PAGE EXCERPT —
As previously mentioned, using extreme values of delta or gamma can cause instabilities. For example, let’s see what happens when when we set delta=2, gamma=1000. In the plot below, we show the original probabilities on the x-axis and the LLO-adjusted probabilities via delta=2, gamma=1000 on the y-axis. Notice that nearly all predictions were pushed to approximately 0 or 1.

# LLO-adjust using delta=2, gamma=1000
hockey$x2 <- LLO(hockey$x, delta=2, gamma=1000)

# plot original vs LLO-adjusted via 2,2
ggplot2::ggplot(data=hockey, mapping=aes(x=x, y=x2)) +
  stat_function(fun=LLO,
                args=list(delta=2, gamma=1000),
                geom="line",
                linewidth=1,
                color="black",
                xlim=c(0, 1)) +
  geom_point(aes(color=winner), alpha=0.75, size=2) +
  lims(x=c(0,1), y=c(0,1)) +
  labs(x="Original", y="LLO(x, 2, 1000)", color="Winner") +
  theme_bw()

While this didn’t cause problems plotting the LLO curve, there are cases in this package where probabilities very close to 0 or 1 will cause instability and possibly even break the code. With this in mind, we do have safeguard in place to keep predictions from getting to close (numerically speaking) to 0 or 1, which is discussed further in Specifying epsilon.

Setting bounds and grid density

To adjust the grid of \(\delta\) and \(\gamma\) values, we can use dlim and glim to “zoom in” on the area of non-zero posterior model probabilities. Let’s reduce the range of \(\delta\) and \(\gamma\) so we can better visualize the area of non-zero posterior model probability of calibration.

plot_params(hockey$x, hockey$y, dlim=c(0.5, 1.5), glim=c(0.25, 2.75))

Next, we can use k to form a denser grid (and thus a smoother plotting surface). However, it’s important to note that the larger k values used, the slower this plot will generate.

plot_params(hockey$x, hockey$y, k=200, dlim=c(0.5, 1.5), glim=c(0.25, 2.75))

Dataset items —
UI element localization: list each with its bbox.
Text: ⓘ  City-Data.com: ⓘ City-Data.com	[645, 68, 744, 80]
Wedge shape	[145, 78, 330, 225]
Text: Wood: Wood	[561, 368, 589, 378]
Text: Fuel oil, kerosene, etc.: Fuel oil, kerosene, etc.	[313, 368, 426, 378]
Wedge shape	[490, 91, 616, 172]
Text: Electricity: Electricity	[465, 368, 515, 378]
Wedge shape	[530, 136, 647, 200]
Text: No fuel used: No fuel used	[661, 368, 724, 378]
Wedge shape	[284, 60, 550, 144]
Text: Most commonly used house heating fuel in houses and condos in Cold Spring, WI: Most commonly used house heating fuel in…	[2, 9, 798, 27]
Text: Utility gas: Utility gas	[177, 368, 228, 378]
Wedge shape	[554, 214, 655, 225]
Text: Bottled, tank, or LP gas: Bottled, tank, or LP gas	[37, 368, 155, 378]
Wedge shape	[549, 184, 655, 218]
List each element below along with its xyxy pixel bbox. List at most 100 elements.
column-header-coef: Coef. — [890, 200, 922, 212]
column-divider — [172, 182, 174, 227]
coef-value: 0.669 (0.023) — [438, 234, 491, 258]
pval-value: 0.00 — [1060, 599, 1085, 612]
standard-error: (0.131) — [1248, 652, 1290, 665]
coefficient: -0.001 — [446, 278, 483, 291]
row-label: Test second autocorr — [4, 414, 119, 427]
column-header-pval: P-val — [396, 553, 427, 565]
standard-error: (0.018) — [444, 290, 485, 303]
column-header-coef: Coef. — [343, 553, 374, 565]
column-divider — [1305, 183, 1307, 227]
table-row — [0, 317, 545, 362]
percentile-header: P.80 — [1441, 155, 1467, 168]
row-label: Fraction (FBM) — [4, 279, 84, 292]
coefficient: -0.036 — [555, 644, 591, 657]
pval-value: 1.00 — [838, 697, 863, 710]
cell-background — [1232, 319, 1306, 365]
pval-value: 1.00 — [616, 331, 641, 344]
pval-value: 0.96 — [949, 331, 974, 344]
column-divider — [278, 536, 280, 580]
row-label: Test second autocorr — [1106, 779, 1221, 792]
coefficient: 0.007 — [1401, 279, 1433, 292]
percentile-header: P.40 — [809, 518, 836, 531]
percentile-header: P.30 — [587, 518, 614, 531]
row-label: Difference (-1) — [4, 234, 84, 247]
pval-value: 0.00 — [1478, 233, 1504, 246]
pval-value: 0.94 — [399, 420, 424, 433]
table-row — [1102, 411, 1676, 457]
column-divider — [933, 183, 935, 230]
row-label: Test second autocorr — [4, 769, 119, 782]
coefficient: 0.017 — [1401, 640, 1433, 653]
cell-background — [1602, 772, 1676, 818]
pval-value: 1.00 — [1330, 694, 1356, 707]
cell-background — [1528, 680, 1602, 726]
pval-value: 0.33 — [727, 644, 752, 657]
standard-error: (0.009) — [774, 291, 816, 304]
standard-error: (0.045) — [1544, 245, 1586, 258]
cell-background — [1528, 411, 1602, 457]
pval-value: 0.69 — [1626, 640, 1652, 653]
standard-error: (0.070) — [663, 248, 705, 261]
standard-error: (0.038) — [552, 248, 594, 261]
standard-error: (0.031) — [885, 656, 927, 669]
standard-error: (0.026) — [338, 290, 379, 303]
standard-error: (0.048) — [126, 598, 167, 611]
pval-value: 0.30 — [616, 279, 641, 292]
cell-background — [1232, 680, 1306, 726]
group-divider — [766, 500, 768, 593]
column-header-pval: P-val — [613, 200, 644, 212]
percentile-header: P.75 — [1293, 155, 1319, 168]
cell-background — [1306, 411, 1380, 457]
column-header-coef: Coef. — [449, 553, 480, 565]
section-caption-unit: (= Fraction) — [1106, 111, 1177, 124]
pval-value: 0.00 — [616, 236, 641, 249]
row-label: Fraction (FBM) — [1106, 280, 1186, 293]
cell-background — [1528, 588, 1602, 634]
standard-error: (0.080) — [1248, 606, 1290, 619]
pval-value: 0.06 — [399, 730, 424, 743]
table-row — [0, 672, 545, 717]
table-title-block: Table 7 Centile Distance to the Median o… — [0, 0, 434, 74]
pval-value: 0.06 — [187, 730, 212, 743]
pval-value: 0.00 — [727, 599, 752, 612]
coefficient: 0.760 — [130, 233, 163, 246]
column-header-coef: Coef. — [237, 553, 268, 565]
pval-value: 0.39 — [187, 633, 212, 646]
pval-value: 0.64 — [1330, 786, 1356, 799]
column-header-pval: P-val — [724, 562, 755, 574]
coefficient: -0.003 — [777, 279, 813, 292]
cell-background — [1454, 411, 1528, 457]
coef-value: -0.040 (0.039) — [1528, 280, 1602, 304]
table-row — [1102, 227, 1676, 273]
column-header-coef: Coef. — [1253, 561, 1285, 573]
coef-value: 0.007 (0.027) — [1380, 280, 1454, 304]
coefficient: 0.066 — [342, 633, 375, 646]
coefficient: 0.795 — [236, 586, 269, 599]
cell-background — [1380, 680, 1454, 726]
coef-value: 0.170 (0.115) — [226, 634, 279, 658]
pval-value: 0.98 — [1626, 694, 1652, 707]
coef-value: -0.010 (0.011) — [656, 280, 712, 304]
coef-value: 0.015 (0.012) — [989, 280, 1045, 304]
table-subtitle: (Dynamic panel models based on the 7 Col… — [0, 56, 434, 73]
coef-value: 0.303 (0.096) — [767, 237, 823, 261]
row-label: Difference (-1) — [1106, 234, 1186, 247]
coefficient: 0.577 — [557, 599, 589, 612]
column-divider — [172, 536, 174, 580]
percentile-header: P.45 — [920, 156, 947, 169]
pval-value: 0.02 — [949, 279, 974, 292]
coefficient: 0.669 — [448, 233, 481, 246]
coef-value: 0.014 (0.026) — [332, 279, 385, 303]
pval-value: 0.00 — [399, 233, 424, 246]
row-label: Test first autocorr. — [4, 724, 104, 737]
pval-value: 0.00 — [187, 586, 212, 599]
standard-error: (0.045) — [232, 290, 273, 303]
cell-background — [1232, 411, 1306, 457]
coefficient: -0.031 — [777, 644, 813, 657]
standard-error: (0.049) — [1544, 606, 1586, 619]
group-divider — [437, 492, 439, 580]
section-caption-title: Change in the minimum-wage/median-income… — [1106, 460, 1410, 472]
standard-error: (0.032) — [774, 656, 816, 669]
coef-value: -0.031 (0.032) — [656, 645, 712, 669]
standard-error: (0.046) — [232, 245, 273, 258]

WRITTEN INSTRUCTION A — Rewrite the stretch of the page excerpt from "To adjust the" through "probability of calibration.", substituting "see" for "visualize".
WRITTEN INSTRUCTION B — Translate this sentence from the page excerpt into Spanish: "Notice that nearly all predictions were pushed to approximately 0 or 1."

CORRECT RESULT A —
To adjust the grid of \(\delta\) and \(\gamma\) values, we can use dlim and glim to “zoom in” on the area of non-zero posterior model probabilities. Let’s reduce the range of \(\delta\) and \(\gamma\) so we can better see the area of non-zero posterior model probability of calibration.

CORRECT RESULT B — Observe que casi todas las predicciones fueron llevadas a aproximadamente 0 o 1.